### PROBLEM TO SOLVE
Write out all the data again, exactly as it stands.

— BEGIN —

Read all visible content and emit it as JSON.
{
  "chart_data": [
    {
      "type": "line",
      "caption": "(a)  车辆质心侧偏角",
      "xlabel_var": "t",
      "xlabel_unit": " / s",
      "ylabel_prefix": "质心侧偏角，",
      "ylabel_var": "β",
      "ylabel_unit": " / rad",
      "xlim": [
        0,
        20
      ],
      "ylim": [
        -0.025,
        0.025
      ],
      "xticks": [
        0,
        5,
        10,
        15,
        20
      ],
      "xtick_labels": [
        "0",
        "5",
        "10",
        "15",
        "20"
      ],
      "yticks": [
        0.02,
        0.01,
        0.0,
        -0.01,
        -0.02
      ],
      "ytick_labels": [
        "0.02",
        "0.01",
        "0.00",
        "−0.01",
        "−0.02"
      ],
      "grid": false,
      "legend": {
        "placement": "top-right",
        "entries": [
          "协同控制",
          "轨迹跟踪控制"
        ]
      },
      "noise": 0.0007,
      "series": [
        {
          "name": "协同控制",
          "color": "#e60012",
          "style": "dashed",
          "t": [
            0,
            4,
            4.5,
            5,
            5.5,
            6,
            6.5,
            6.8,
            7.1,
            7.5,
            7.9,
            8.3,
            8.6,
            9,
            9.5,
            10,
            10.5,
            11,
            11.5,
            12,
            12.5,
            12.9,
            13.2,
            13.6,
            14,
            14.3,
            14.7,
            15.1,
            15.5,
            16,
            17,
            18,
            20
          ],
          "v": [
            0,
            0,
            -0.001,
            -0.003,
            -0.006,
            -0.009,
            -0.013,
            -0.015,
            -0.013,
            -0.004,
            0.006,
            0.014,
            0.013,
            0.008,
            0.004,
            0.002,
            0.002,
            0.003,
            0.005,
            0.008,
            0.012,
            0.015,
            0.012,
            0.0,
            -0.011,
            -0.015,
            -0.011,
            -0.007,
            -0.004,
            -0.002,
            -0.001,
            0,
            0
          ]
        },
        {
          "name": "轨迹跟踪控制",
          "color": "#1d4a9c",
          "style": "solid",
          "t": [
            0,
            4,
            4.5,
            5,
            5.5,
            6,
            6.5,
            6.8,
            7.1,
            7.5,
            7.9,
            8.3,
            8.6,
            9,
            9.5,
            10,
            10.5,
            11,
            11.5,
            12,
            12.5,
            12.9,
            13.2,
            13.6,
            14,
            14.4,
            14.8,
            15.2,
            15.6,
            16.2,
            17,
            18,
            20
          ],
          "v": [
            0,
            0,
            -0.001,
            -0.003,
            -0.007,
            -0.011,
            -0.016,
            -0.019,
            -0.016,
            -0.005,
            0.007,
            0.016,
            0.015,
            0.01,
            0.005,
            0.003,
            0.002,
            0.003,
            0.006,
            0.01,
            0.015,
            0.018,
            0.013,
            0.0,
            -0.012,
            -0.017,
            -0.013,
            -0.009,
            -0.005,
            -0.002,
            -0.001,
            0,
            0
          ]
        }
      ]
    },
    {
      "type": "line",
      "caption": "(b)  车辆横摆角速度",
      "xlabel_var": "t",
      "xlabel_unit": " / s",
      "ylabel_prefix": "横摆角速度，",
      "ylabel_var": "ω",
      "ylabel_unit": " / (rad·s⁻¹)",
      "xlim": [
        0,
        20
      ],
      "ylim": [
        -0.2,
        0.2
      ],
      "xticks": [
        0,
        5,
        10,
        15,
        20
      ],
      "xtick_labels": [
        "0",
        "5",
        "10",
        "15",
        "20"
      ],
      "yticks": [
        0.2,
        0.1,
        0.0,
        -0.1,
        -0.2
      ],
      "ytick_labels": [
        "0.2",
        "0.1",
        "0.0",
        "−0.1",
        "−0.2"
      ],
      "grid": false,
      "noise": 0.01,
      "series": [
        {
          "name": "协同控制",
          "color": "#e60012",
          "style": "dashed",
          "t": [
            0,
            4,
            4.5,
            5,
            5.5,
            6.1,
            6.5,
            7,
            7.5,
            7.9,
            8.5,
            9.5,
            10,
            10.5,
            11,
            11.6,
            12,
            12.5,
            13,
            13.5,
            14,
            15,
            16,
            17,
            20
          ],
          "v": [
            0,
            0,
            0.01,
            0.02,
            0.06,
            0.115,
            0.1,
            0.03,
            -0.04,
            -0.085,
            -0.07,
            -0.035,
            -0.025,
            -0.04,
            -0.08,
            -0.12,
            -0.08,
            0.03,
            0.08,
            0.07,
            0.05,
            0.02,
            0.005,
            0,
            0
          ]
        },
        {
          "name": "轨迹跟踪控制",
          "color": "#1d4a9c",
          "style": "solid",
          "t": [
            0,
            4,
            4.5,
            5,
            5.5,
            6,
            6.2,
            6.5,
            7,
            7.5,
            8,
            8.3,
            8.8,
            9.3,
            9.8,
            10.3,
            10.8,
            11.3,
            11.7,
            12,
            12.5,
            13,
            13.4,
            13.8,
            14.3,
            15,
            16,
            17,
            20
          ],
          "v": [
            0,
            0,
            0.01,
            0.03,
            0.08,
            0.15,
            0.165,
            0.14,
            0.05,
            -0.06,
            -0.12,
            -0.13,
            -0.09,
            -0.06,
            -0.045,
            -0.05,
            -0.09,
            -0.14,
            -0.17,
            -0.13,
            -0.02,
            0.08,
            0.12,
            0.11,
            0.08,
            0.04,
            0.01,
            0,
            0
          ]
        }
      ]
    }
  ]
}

— END —

### FULL SOLUTION
Read all visible content and emit it as JSON.
{
  "chart_data": [
    {
      "type": "line",
      "caption": "(a)  车辆质心侧偏角",
      "xlabel_var": "t",
      "xlabel_unit": " / s",
      "ylabel_prefix": "质心侧偏角，",
      "ylabel_var": "β",
      "ylabel_unit": " / rad",
      "xlim": [
        0,
        20
      ],
      "ylim": [
        -0.025,
        0.025
      ],
      "xticks": [
        0,
        5,
        10,
        15,
        20
      ],
      "xtick_labels": [
        "0",
        "5",
        "10",
        "15",
        "20"
      ],
      "yticks": [
        0.02,
        0.01,
        0.0,
        -0.01,
        -0.02
      ],
      "ytick_labels": [
        "0.02",
        "0.01",
        "0.00",
        "−0.01",
        "−0.02"
      ],
      "grid": false,
      "legend": {
        "placement": "top-right",
        "entries": [
          "协同控制",
          "轨迹跟踪控制"
        ]
      },
      "noise": 0.0007,
      "series": [
        {
          "name": "协同控制",
          "color": "#e60012",
          "style": "dashed",
          "t": [
            0,
            4,
            4.5,
            5,
            5.5,
            6,
            6.5,
            6.8,
            7.1,
            7.5,
            7.9,
            8.3,
            8.6,
            9,
            9.5,
            10,
            10.5,
            11,
            11.5,
            12,
            12.5,
            12.9,
            13.2,
            13.6,
            14,
            14.3,
            14.7,
            15.1,
            15.5,
            16,
            17,
            18,
            20
          ],
          "v": [
            0,
            0,
            -0.001,
            -0.003,
            -0.006,
            -0.009,
            -0.013,
            -0.015,
            -0.013,
            -0.004,
            0.006,
            0.014,
            0.013,
            0.008,
            0.004,
            0.002,
            0.002,
            0.003,
            0.005,
            0.008,
            0.012,
            0.015,
            0.012,
            0.0,
            -0.011,
            -0.015,
            -0.011,
            -0.007,
            -0.004,
            -0.002,
            -0.001,
            0,
            0
          ]
        },
        {
          "name": "轨迹跟踪控制",
          "color": "#1d4a9c",
          "style": "solid",
          "t": [
            0,
            4,
            4.5,
            5,
            5.5,
            6,
            6.5,
            6.8,
            7.1,
            7.5,
            7.9,
            8.3,
            8.6,
            9,
            9.5,
            10,
            10.5,
            11,
            11.5,
            12,
            12.5,
            12.9,
            13.2,
            13.6,
            14,
            14.4,
            14.8,
            15.2,
            15.6,
            16.2,
            17,
            18,
            20
          ],
          "v": [
            0,
            0,
            -0.001,
            -0.003,
            -0.007,
            -0.011,
            -0.016,
            -0.019,
            -0.016,
            -0.005,
            0.007,
            0.016,
            0.015,
            0.01,
            0.005,
            0.003,
            0.002,
            0.003,
            0.006,
            0.01,
            0.015,
            0.018,
            0.013,
            0.0,
            -0.012,
            -0.017,
            -0.013,
            -0.009,
            -0.005,
            -0.002,
            -0.001,
            0,
            0
          ]
        }
      ]
    },
    {
      "type": "line",
      "caption": "(b)  车辆横摆角速度",
      "xlabel_var": "t",
      "xlabel_unit": " / s",
      "ylabel_prefix": "横摆角速度，",
      "ylabel_var": "ω",
      "ylabel_unit": " / (rad·s⁻¹)",
      "xlim": [
        0,
        20
      ],
      "ylim": [
        -0.2,
        0.2
      ],
      "xticks": [
        0,
        5,
        10,
        15,
        20
      ],
      "xtick_labels": [
        "0",
        "5",
        "10",
        "15",
        "20"
      ],
      "yticks": [
        0.2,
        0.1,
        0.0,
        -0.1,
        -0.2
      ],
      "ytick_labels": [
        "0.2",
        "0.1",
        "0.0",
        "−0.1",
        "−0.2"
      ],
      "grid": false,
      "noise": 0.01,
      "series": [
        {
          "name": "协同控制",
          "color": "#e60012",
          "style": "dashed",
          "t": [
            0,
            4,
            4.5,
            5,
            5.5,
            6.1,
            6.5,
            7,
            7.5,
            7.9,
            8.5,
            9.5,
            10,
            10.5,
            11,
            11.6,
            12,
            12.5,
            13,
            13.5,
            14,
            15,
            16,
            17,
            20
          ],
          "v": [
            0,
            0,
            0.01,
            0.02,
            0.06,
            0.115,
            0.1,
            0.03,
            -0.04,
            -0.085,
            -0.07,
            -0.035,
            -0.025,
            -0.04,
            -0.08,
            -0.12,
            -0.08,
            0.03,
            0.08,
            0.07,
            0.05,
            0.02,
            0.005,
            0,
            0
          ]
        },
        {
          "name": "轨迹跟踪控制",
          "color": "#1d4a9c",
          "style": "solid",
          "t": [
            0,
            4,
            4.5,
            5,
            5.5,
            6,
            6.2,
            6.5,
            7,
            7.5,
            8,
            8.3,
            8.8,
            9.3,
            9.8,
            10.3,
            10.8,
            11.3,
            11.7,
            12,
            12.5,
            13,
            13.4,
            13.8,
            14.3,
            15,
            16,
            17,
            20
          ],
          "v": [
            0,
            0,
            0.01,
            0.03,
            0.08,
            0.15,
            0.165,
            0.14,
            0.05,
            -0.06,
            -0.12,
            -0.13,
            -0.09,
            -0.06,
            -0.045,
            -0.05,
            -0.09,
            -0.14,
            -0.17,
            -0.13,
            -0.02,
            0.08,
            0.12,
            0.11,
            0.08,
            0.04,
            0.01,
            0,
            0
          ]
        }
      ]
    }
  ]
}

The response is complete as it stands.